▸ **WORK REQUIRED**
Repeat the records verbatim and leave the pictures out of your copy.

▸ **SUPPLIED RECORDS**

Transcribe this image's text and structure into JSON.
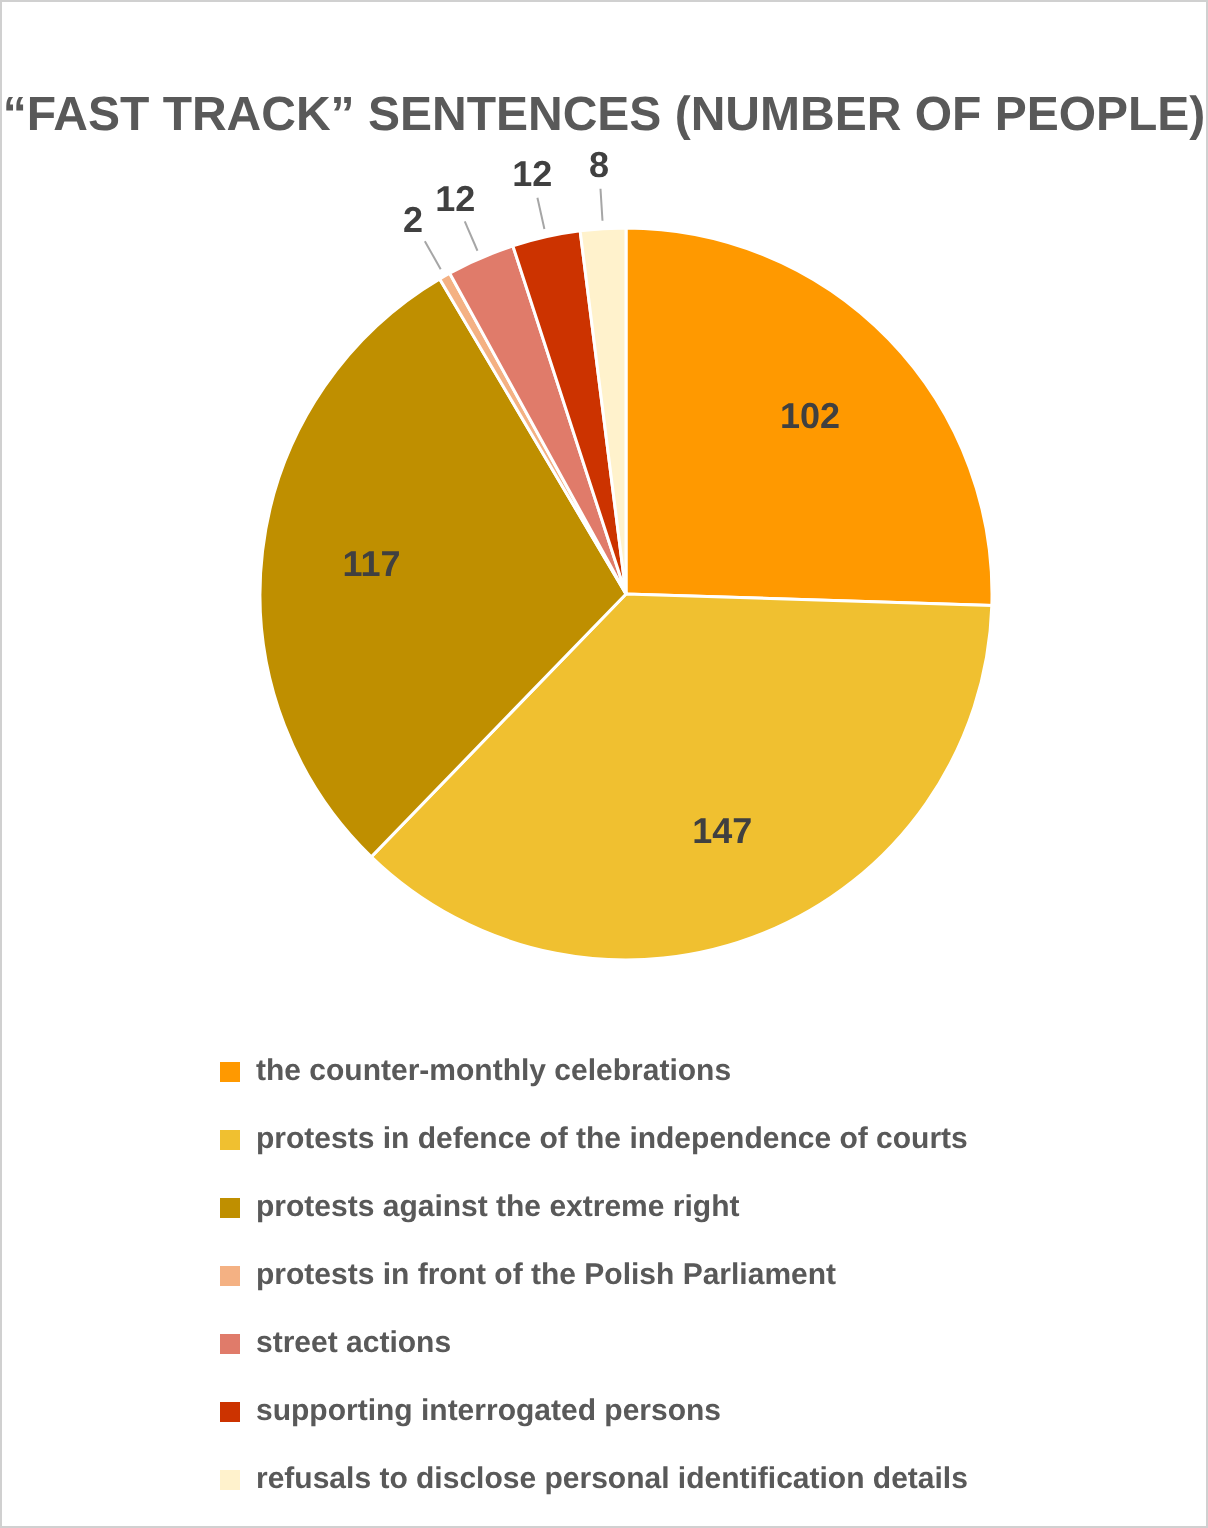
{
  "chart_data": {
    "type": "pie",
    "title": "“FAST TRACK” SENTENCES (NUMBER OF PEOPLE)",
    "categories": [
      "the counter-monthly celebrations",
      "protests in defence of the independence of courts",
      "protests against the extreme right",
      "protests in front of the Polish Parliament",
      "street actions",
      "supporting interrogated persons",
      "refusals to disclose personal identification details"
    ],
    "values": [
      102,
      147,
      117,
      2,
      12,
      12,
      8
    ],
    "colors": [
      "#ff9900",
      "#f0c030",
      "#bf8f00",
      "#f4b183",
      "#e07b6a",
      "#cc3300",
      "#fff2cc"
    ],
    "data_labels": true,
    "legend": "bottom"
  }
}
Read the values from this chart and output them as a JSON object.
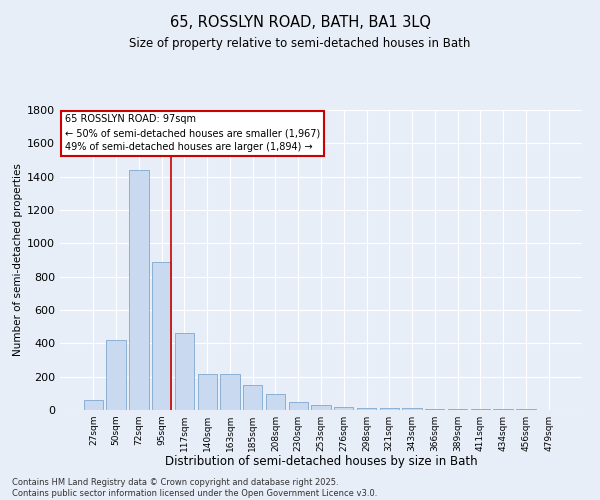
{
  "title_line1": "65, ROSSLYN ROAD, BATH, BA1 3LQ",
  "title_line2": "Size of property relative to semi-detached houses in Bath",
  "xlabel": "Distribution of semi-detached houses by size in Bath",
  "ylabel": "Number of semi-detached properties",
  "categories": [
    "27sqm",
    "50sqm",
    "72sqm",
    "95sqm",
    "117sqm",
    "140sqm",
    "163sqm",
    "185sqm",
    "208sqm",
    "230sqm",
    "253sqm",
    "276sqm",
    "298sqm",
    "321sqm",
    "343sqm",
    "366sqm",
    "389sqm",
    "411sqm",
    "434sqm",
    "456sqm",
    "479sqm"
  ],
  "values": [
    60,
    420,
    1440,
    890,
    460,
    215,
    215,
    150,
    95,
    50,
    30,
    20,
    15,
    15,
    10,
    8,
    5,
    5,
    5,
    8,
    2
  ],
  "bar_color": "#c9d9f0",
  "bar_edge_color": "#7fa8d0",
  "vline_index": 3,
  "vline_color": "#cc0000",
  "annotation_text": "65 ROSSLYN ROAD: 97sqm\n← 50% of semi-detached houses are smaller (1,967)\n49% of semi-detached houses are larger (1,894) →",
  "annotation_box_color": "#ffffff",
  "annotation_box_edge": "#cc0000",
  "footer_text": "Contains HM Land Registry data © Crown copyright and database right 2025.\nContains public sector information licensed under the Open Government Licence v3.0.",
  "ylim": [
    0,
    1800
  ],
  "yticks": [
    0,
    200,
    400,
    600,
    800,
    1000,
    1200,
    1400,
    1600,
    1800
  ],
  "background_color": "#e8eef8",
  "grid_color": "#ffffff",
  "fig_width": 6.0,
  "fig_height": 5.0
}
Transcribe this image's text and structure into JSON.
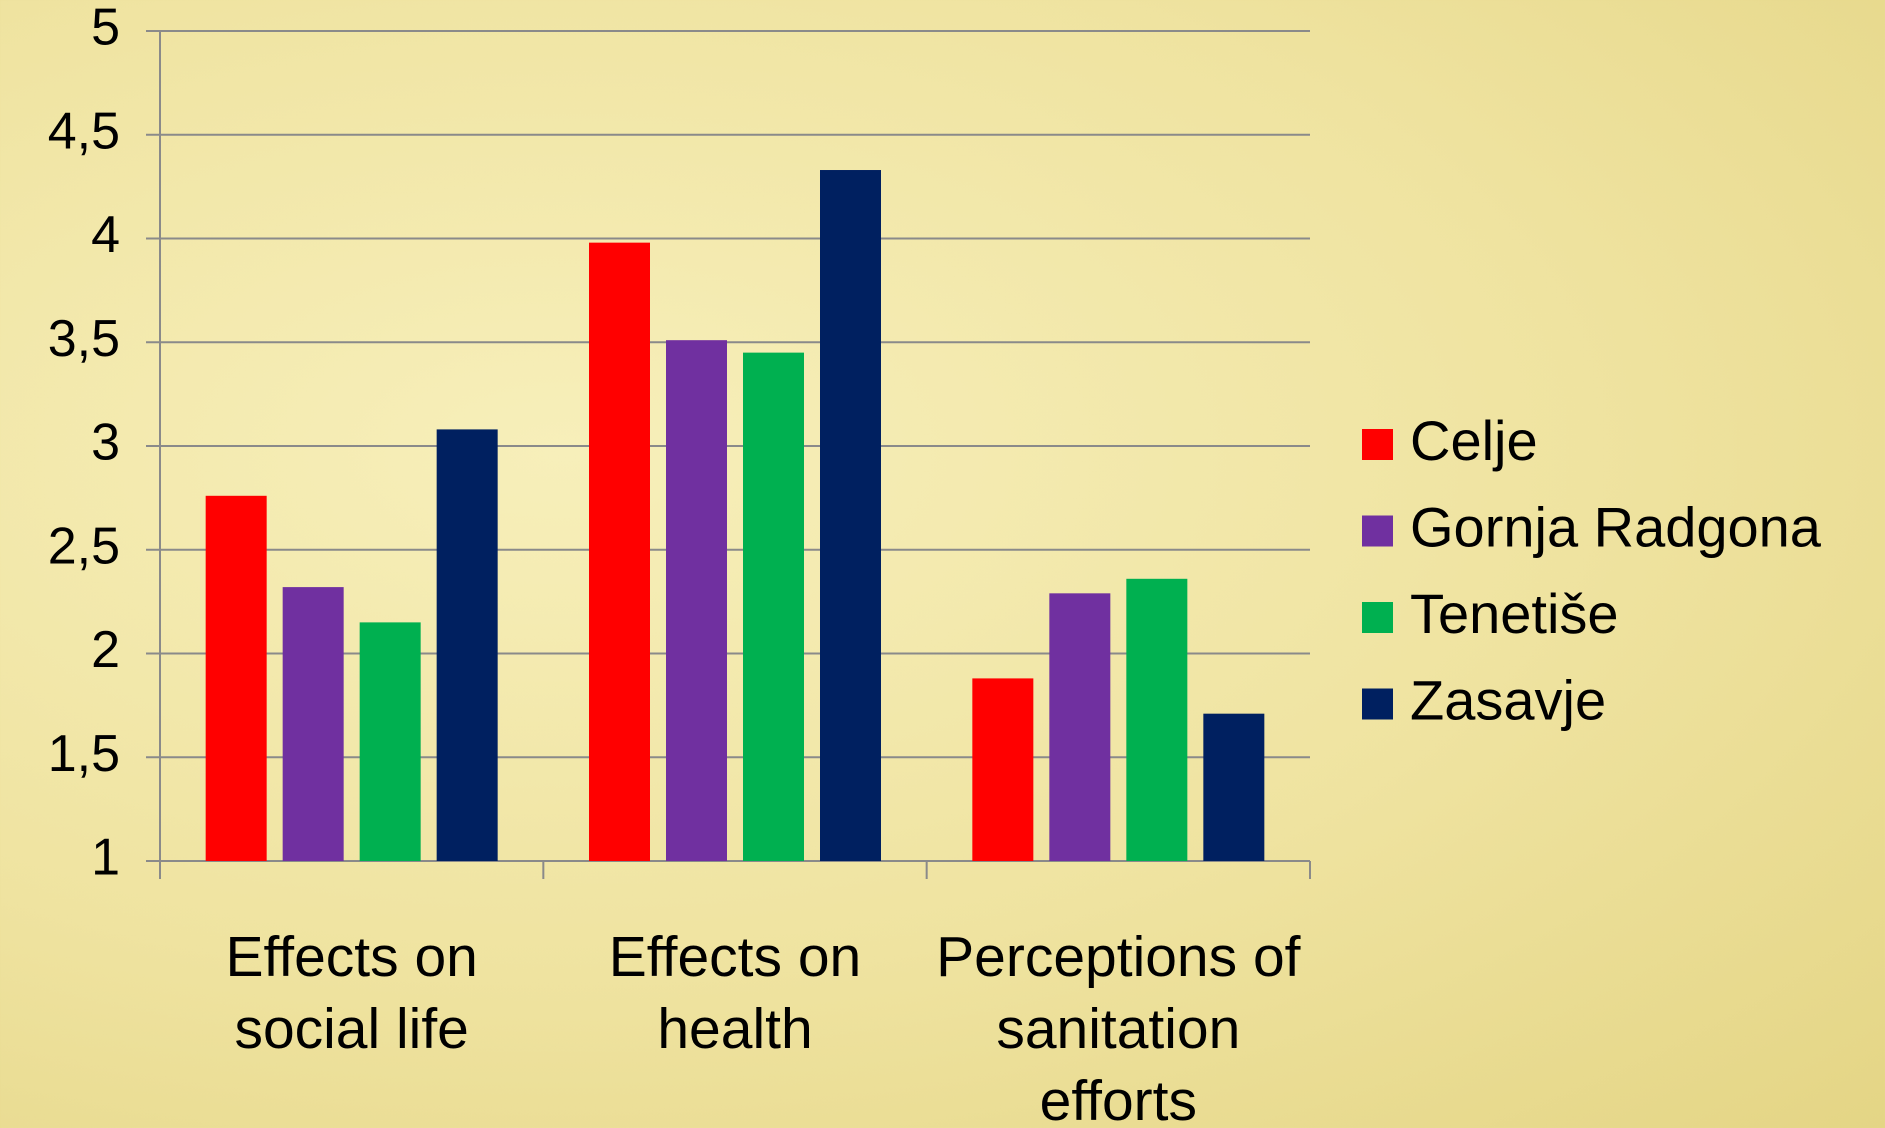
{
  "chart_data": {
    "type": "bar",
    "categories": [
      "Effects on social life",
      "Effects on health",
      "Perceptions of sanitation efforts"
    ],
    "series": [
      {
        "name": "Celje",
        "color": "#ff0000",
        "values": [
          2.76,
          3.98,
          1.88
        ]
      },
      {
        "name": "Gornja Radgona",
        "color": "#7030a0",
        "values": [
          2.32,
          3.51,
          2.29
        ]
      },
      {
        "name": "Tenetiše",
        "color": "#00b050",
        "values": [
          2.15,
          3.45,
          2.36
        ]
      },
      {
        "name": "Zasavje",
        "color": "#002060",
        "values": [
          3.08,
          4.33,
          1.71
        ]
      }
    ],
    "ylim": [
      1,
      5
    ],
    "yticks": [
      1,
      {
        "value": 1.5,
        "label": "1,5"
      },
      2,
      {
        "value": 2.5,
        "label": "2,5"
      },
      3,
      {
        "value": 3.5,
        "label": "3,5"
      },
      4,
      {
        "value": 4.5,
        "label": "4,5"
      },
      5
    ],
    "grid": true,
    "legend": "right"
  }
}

▸ **EXPECTED OUTPUT**
Transcribe this image's text and structure into JSON.
{
  "chart_data": {
    "type": "pie",
    "title": "“FAST TRACK” SENTENCES (NUMBER OF PEOPLE)",
    "categories": [
      "the counter-monthly celebrations",
      "protests in defence of the independence of courts",
      "protests against the extreme right",
      "protests in front of the Polish Parliament",
      "street actions",
      "supporting interrogated persons",
      "refusals to disclose personal identification details"
    ],
    "values": [
      102,
      147,
      117,
      2,
      12,
      12,
      8
    ],
    "colors": [
      "#ff9900",
      "#f0c030",
      "#bf8f00",
      "#f4b183",
      "#e07b6a",
      "#cc3300",
      "#fff2cc"
    ],
    "data_labels": true,
    "legend": "bottom"
  }
}
Read the values from this chart and output them as a JSON object.
{
  "title_line1": "65, ROSSLYN ROAD, BATH, BA1 3LQ",
  "title_line2": "Size of property relative to semi-detached houses in Bath",
  "xlabel": "Distribution of semi-detached houses by size in Bath",
  "ylabel": "Number of semi-detached properties",
  "categories": [
    "27sqm",
    "50sqm",
    "72sqm",
    "95sqm",
    "117sqm",
    "140sqm",
    "163sqm",
    "185sqm",
    "208sqm",
    "230sqm",
    "253sqm",
    "276sqm",
    "298sqm",
    "321sqm",
    "343sqm",
    "366sqm",
    "389sqm",
    "411sqm",
    "434sqm",
    "456sqm",
    "479sqm"
  ],
  "values": [
    60,
    420,
    1440,
    890,
    460,
    215,
    215,
    150,
    95,
    50,
    30,
    20,
    15,
    15,
    10,
    8,
    5,
    5,
    5,
    8,
    2
  ],
  "bar_color": "#c9d9f0",
  "bar_edge_color": "#7fa8d0",
  "vline_index": 3,
  "vline_color": "#cc0000",
  "annotation_text": "65 ROSSLYN ROAD: 97sqm\n← 50% of semi-detached houses are smaller (1,967)\n49% of semi-detached houses are larger (1,894) →",
  "annotation_box_color": "#ffffff",
  "annotation_box_edge": "#cc0000",
  "footer_text": "Contains HM Land Registry data © Crown copyright and database right 2025.\nContains public sector information licensed under the Open Government Licence v3.0.",
  "ylim": [
    0,
    1800
  ],
  "yticks": [
    0,
    200,
    400,
    600,
    800,
    1000,
    1200,
    1400,
    1600,
    1800
  ],
  "background_color": "#e8eef8",
  "grid_color": "#ffffff",
  "fig_width": 6.0,
  "fig_height": 5.0
}
Transcribe this image's text and structure into JSON.
{
  "chart_data": {
    "type": "bar",
    "categories": [
      "Effects on social life",
      "Effects on health",
      "Perceptions of sanitation efforts"
    ],
    "series": [
      {
        "name": "Celje",
        "color": "#ff0000",
        "values": [
          2.76,
          3.98,
          1.88
        ]
      },
      {
        "name": "Gornja Radgona",
        "color": "#7030a0",
        "values": [
          2.32,
          3.51,
          2.29
        ]
      },
      {
        "name": "Tenetiše",
        "color": "#00b050",
        "values": [
          2.15,
          3.45,
          2.36
        ]
      },
      {
        "name": "Zasavje",
        "color": "#002060",
        "values": [
          3.08,
          4.33,
          1.71
        ]
      }
    ],
    "ylim": [
      1,
      5
    ],
    "yticks": [
      1,
      {
        "value": 1.5,
        "label": "1,5"
      },
      2,
      {
        "value": 2.5,
        "label": "2,5"
      },
      3,
      {
        "value": 3.5,
        "label": "3,5"
      },
      4,
      {
        "value": 4.5,
        "label": "4,5"
      },
      5
    ],
    "grid": true,
    "legend": "right"
  }
}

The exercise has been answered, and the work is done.